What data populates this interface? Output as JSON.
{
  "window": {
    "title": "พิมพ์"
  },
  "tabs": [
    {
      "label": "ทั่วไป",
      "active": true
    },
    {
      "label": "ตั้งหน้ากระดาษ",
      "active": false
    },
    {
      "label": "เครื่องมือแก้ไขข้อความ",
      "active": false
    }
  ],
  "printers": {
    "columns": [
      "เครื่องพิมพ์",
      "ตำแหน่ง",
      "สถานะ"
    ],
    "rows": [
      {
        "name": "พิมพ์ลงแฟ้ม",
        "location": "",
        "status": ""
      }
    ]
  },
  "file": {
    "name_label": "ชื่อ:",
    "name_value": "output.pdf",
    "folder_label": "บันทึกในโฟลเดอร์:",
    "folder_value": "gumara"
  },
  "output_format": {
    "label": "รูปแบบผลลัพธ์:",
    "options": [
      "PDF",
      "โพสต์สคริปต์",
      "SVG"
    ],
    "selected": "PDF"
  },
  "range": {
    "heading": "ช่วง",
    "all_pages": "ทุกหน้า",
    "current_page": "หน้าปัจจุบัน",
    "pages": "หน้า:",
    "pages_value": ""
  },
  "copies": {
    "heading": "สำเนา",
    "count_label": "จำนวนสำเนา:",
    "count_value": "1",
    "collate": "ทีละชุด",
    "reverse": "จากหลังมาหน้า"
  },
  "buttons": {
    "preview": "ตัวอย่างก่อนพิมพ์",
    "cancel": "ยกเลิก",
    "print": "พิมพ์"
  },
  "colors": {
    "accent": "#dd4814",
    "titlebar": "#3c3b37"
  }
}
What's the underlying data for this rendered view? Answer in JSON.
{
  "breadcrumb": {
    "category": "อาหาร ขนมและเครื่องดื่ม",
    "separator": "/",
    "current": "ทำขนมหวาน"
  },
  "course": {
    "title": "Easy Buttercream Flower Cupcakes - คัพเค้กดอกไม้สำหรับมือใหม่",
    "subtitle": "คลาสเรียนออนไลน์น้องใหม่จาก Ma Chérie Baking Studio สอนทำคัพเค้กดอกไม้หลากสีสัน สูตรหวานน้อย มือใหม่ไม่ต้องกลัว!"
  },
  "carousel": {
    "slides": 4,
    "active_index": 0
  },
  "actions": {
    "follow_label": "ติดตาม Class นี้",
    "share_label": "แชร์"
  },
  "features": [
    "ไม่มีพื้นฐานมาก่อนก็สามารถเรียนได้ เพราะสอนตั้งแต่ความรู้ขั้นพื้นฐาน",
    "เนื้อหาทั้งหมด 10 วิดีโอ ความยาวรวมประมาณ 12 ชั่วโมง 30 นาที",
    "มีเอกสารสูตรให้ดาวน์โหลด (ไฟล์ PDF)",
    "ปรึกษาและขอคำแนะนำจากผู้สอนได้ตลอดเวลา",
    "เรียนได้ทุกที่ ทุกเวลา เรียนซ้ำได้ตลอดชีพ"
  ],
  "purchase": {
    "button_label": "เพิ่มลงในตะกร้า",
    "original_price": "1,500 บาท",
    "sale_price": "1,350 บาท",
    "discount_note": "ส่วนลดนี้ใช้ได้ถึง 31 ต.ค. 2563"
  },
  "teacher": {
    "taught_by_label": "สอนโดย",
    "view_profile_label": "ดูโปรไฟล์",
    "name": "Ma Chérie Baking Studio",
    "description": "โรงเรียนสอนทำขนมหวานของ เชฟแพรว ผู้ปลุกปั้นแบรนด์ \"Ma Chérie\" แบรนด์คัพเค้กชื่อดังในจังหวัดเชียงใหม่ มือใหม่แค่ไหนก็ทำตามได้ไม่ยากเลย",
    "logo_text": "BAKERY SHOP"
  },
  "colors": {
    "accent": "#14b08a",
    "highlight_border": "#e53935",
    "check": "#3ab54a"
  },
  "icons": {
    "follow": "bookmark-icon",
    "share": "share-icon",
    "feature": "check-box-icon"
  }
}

[Written task]:
Write out the lines above, starting at the line that contains "What's the underlying" and ending with the final line, and nothing else; copy them exactly.

[Full output]:
What's the underlying data for this rendered view? Answer in JSON.
{
  "breadcrumb": {
    "category": "อาหาร ขนมและเครื่องดื่ม",
    "separator": "/",
    "current": "ทำขนมหวาน"
  },
  "course": {
    "title": "Easy Buttercream Flower Cupcakes - คัพเค้กดอกไม้สำหรับมือใหม่",
    "subtitle": "คลาสเรียนออนไลน์น้องใหม่จาก Ma Chérie Baking Studio สอนทำคัพเค้กดอกไม้หลากสีสัน สูตรหวานน้อย มือใหม่ไม่ต้องกลัว!"
  },
  "carousel": {
    "slides": 4,
    "active_index": 0
  },
  "actions": {
    "follow_label": "ติดตาม Class นี้",
    "share_label": "แชร์"
  },
  "features": [
    "ไม่มีพื้นฐานมาก่อนก็สามารถเรียนได้ เพราะสอนตั้งแต่ความรู้ขั้นพื้นฐาน",
    "เนื้อหาทั้งหมด 10 วิดีโอ ความยาวรวมประมาณ 12 ชั่วโมง 30 นาที",
    "มีเอกสารสูตรให้ดาวน์โหลด (ไฟล์ PDF)",
    "ปรึกษาและขอคำแนะนำจากผู้สอนได้ตลอดเวลา",
    "เรียนได้ทุกที่ ทุกเวลา เรียนซ้ำได้ตลอดชีพ"
  ],
  "purchase": {
    "button_label": "เพิ่มลงในตะกร้า",
    "original_price": "1,500 บาท",
    "sale_price": "1,350 บาท",
    "discount_note": "ส่วนลดนี้ใช้ได้ถึง 31 ต.ค. 2563"
  },
  "teacher": {
    "taught_by_label": "สอนโดย",
    "view_profile_label": "ดูโปรไฟล์",
    "name": "Ma Chérie Baking Studio",
    "description": "โรงเรียนสอนทำขนมหวานของ เชฟแพรว ผู้ปลุกปั้นแบรนด์ \"Ma Chérie\" แบรนด์คัพเค้กชื่อดังในจังหวัดเชียงใหม่ มือใหม่แค่ไหนก็ทำตามได้ไม่ยากเลย",
    "logo_text": "BAKERY SHOP"
  },
  "colors": {
    "accent": "#14b08a",
    "highlight_border": "#e53935",
    "check": "#3ab54a"
  },
  "icons": {
    "follow": "bookmark-icon",
    "share": "share-icon",
    "feature": "check-box-icon"
  }
}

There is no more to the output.